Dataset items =

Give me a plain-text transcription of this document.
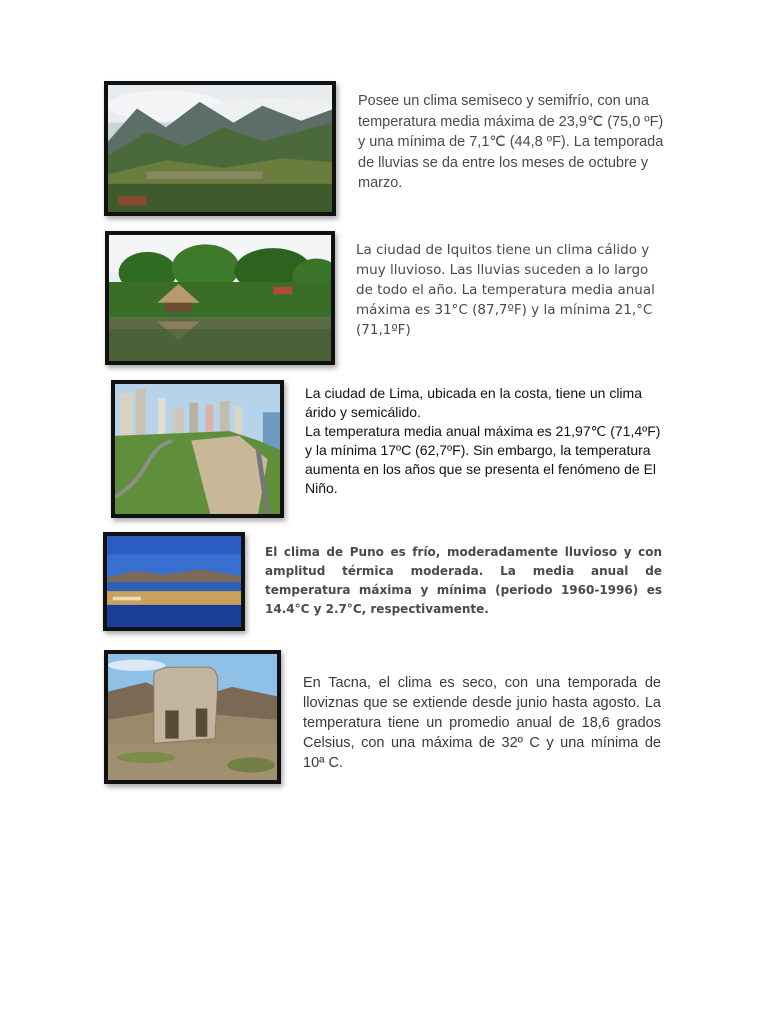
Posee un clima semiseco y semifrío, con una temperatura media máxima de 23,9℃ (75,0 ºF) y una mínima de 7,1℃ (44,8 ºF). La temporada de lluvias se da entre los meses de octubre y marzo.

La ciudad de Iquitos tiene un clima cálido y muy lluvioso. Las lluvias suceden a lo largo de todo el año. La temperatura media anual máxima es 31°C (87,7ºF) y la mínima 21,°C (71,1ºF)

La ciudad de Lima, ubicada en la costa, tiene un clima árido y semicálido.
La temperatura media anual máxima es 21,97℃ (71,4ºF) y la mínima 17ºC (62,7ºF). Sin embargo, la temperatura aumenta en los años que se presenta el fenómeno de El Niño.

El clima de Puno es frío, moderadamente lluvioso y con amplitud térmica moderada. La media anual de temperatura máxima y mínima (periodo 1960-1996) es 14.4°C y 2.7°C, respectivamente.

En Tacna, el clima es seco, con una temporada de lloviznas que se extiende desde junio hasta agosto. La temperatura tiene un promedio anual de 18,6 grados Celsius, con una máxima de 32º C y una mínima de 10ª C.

---

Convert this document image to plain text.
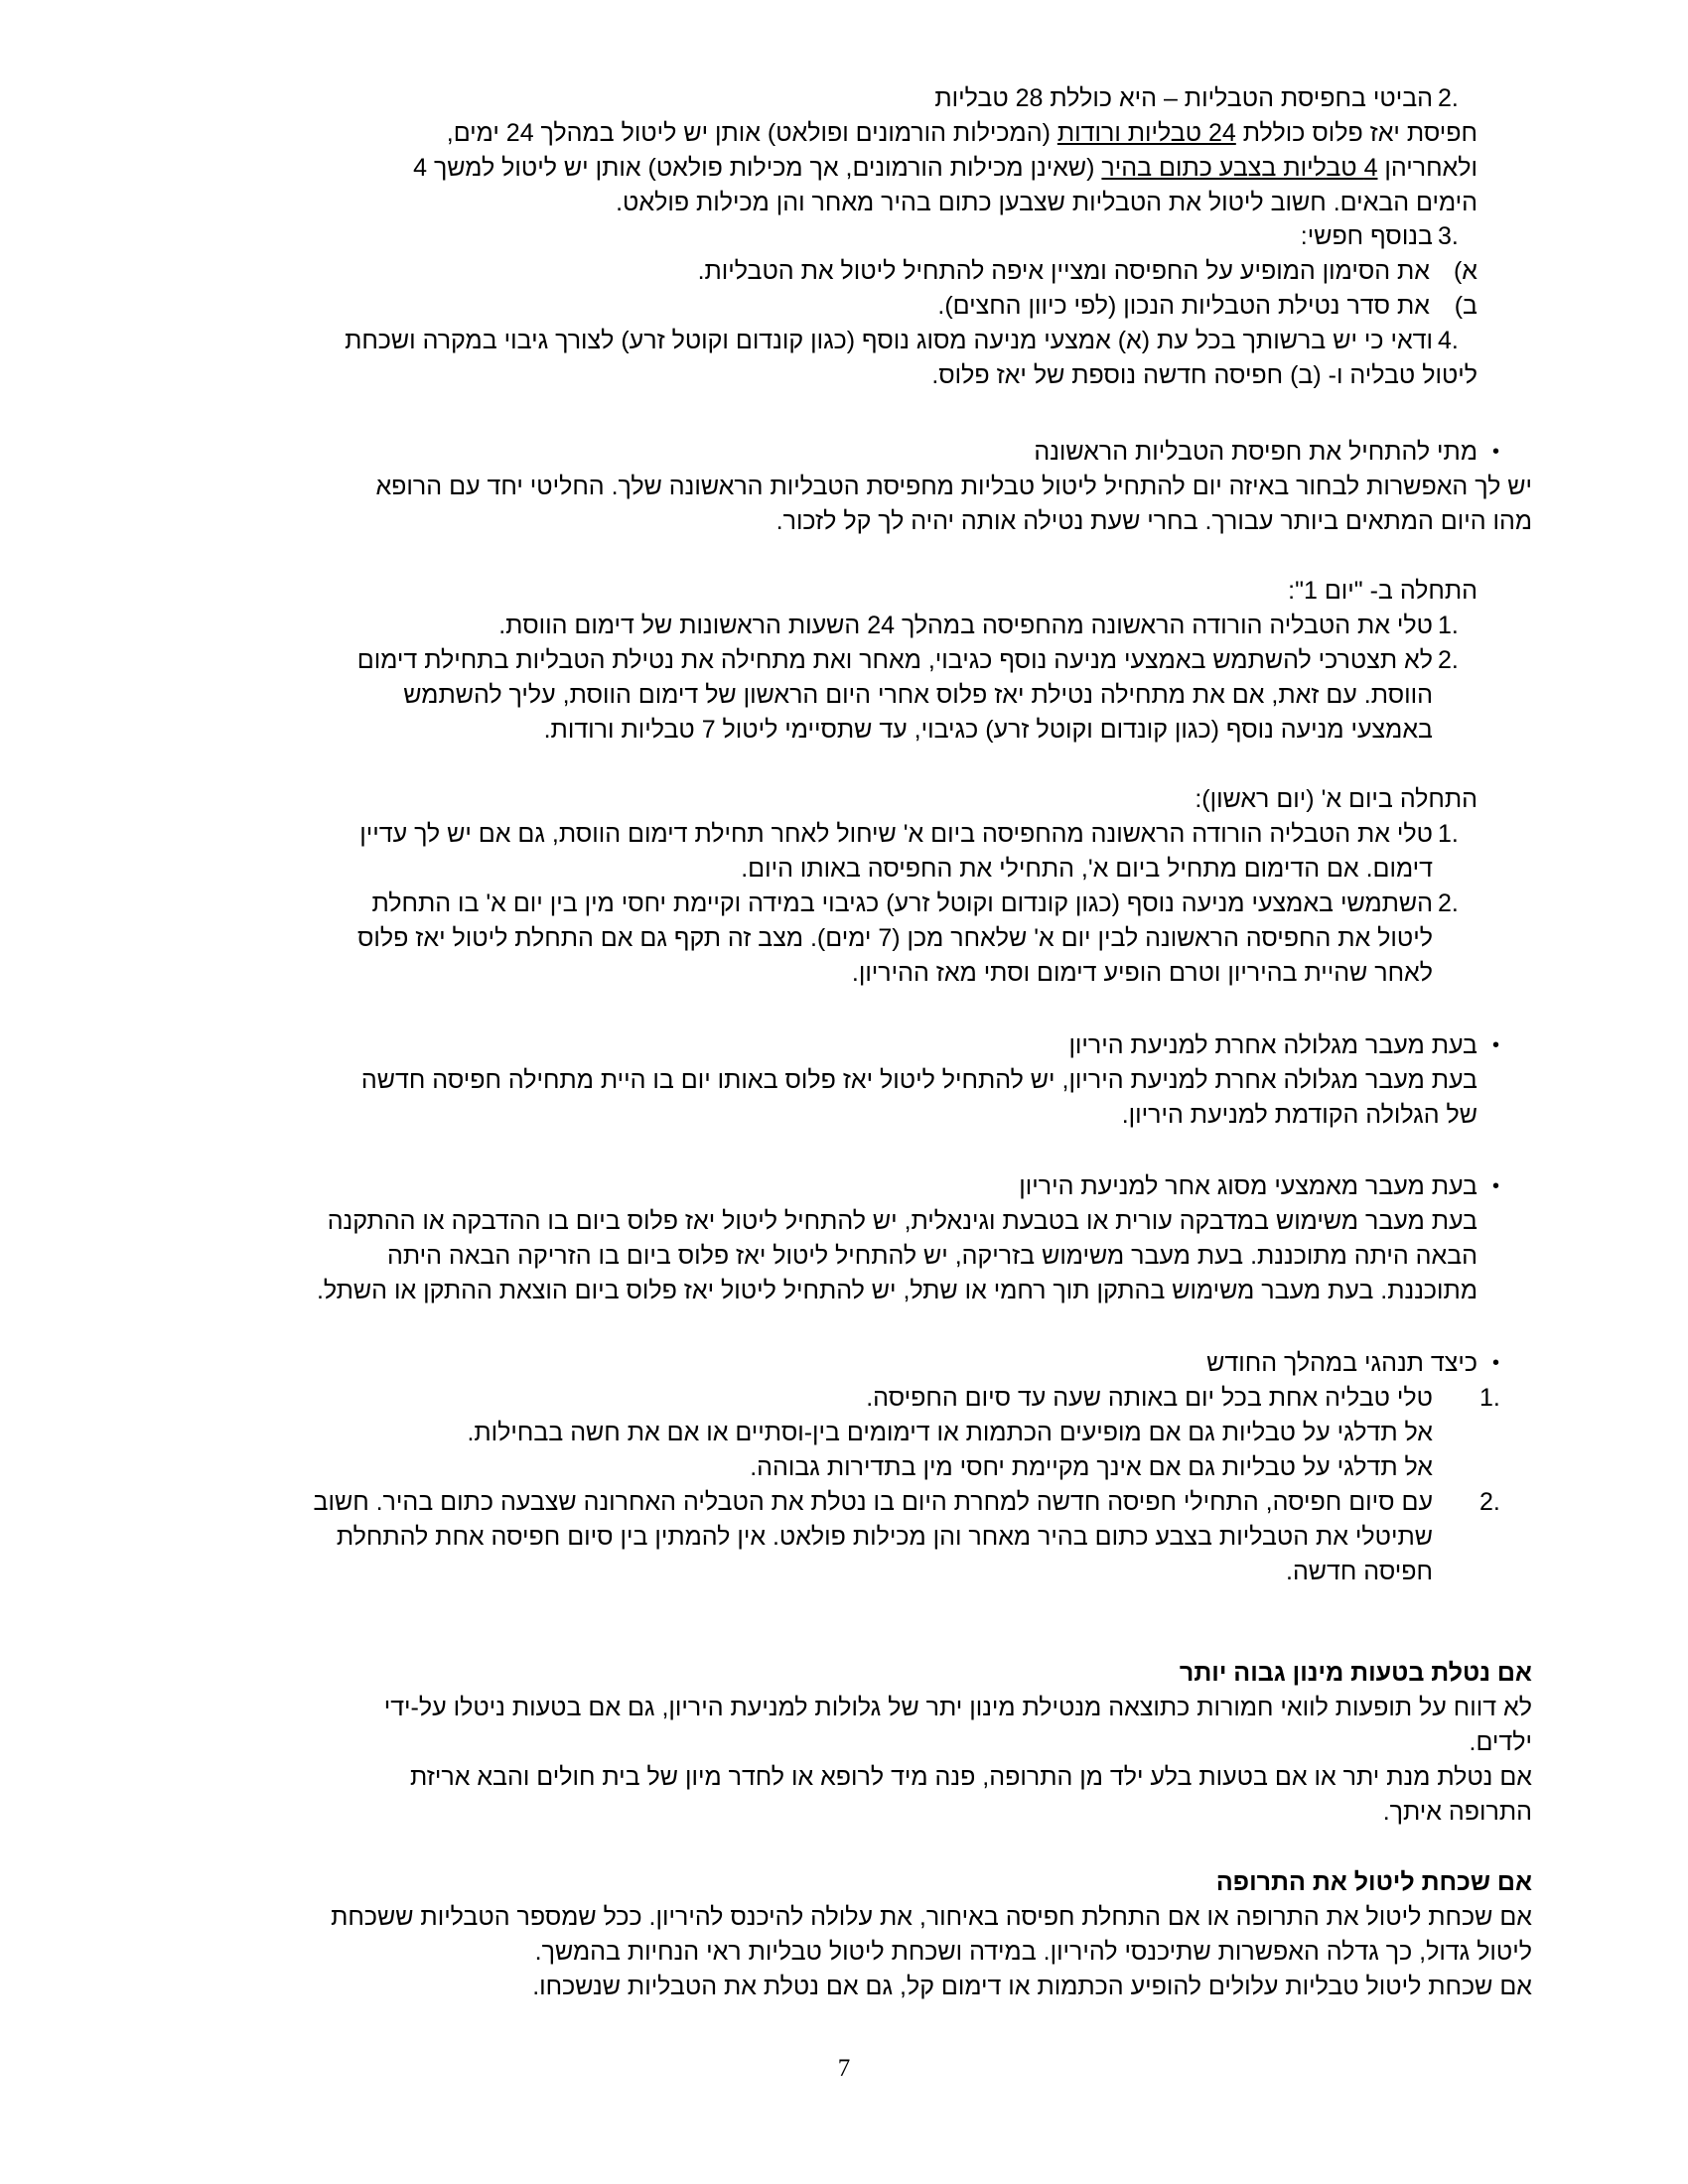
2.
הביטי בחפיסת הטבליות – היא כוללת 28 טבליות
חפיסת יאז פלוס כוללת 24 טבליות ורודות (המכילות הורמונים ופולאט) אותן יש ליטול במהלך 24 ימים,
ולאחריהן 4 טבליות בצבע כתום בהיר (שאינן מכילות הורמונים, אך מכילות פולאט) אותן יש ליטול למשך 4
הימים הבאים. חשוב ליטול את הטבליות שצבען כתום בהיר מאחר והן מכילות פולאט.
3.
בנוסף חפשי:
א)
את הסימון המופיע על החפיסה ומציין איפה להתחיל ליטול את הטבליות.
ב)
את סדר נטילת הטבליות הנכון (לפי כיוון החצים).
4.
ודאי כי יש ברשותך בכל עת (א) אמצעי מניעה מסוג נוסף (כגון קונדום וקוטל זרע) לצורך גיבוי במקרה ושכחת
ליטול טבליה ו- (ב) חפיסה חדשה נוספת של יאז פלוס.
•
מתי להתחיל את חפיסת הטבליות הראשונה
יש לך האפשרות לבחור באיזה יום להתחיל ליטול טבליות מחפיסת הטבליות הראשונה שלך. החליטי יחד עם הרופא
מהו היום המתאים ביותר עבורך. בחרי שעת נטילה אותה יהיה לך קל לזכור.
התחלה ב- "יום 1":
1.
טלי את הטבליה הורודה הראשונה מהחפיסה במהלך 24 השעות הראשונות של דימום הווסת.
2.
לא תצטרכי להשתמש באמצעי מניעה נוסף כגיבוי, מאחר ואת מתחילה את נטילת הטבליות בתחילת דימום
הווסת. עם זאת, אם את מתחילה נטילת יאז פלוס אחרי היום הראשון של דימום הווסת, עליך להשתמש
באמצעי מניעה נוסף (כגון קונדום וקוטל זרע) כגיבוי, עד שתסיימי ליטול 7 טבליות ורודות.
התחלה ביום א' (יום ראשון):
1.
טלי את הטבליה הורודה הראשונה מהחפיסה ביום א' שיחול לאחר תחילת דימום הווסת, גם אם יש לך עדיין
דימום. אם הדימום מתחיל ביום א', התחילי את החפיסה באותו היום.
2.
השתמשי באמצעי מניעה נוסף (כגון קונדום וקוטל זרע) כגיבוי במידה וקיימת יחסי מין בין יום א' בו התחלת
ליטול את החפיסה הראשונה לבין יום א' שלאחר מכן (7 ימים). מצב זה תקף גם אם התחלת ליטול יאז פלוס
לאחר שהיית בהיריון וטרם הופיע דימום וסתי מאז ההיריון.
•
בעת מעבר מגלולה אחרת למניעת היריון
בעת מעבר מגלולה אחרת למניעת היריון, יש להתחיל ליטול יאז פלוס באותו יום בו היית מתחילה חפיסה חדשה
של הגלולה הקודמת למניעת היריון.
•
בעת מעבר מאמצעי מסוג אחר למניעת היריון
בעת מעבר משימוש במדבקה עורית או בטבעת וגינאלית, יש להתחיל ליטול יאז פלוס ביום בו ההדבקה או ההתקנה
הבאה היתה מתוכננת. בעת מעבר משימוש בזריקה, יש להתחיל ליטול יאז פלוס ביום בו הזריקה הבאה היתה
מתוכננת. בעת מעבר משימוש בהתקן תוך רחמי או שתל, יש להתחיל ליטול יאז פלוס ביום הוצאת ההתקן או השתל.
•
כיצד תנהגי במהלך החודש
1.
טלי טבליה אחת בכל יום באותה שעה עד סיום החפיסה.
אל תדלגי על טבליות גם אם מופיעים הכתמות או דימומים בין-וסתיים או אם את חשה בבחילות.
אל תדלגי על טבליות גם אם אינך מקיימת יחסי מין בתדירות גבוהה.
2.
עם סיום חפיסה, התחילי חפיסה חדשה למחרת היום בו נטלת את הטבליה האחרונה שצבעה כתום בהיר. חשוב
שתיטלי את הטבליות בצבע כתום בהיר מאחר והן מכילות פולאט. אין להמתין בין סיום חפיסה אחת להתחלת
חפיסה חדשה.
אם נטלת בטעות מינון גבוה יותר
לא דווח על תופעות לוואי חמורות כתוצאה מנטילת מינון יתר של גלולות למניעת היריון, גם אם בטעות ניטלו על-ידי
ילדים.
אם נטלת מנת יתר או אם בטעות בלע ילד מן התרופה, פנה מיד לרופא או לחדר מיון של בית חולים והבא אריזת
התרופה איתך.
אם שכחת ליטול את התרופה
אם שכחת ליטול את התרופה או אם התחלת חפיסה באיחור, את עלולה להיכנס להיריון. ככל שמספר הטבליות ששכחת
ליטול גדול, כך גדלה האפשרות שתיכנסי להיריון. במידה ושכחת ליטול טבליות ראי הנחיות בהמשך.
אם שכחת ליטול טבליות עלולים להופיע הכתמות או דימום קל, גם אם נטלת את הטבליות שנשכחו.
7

--

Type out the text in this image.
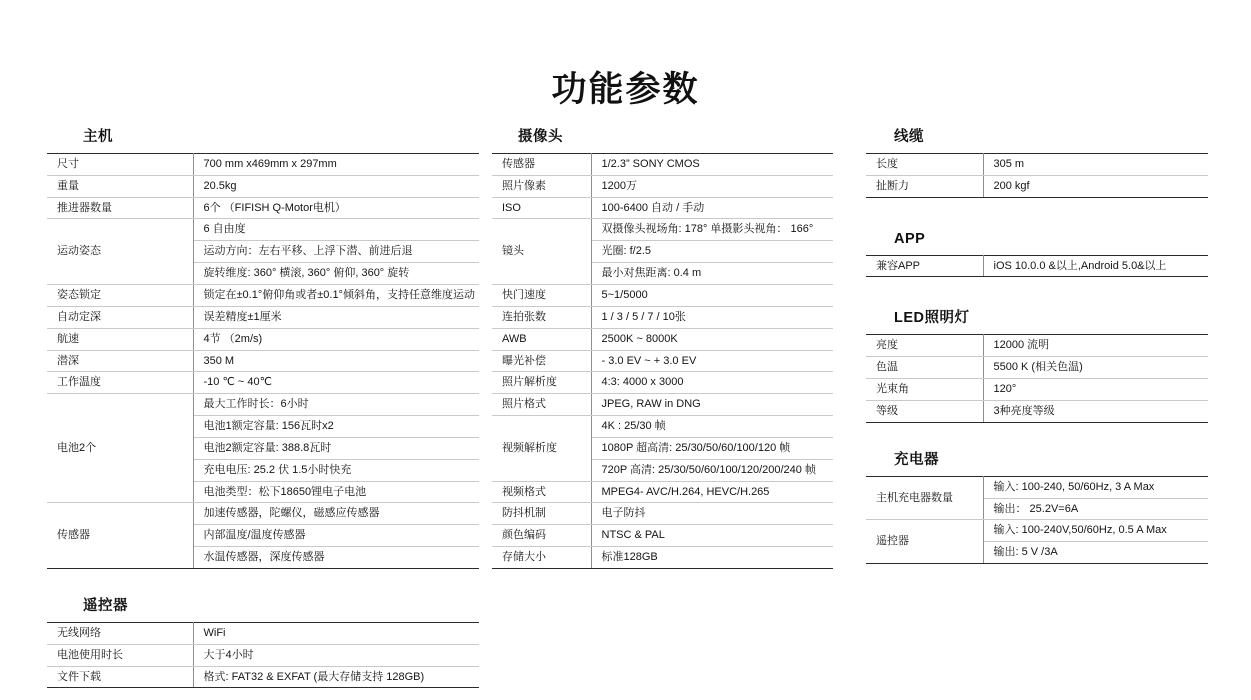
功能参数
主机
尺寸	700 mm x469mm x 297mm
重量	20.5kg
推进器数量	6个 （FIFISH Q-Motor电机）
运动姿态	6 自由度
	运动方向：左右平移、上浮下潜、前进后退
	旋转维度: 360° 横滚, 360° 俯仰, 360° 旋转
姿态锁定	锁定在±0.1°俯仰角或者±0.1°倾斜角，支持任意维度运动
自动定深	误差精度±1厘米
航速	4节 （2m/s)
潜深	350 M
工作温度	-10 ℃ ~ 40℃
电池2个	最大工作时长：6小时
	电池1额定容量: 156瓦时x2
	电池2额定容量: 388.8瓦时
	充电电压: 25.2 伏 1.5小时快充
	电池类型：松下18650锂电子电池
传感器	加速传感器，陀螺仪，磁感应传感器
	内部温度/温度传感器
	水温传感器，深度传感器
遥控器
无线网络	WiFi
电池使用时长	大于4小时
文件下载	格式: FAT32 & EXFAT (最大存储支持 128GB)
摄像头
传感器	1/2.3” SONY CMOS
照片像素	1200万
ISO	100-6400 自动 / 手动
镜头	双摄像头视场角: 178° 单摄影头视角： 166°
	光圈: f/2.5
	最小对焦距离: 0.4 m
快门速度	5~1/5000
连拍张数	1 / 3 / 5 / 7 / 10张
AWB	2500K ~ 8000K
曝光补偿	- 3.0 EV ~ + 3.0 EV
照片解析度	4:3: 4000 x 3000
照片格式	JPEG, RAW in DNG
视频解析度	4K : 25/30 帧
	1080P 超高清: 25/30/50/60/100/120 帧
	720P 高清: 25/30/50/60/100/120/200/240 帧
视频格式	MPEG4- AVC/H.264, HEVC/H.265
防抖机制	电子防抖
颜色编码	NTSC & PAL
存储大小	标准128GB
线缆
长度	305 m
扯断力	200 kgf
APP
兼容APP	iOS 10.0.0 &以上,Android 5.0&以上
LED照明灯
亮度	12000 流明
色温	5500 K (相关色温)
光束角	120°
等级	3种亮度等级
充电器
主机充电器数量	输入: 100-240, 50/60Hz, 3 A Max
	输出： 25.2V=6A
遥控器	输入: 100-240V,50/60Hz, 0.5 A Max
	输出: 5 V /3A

Work required = Report the number of lines of the listing above that hold the string "כגיבוי", with no other text.

Solution = 3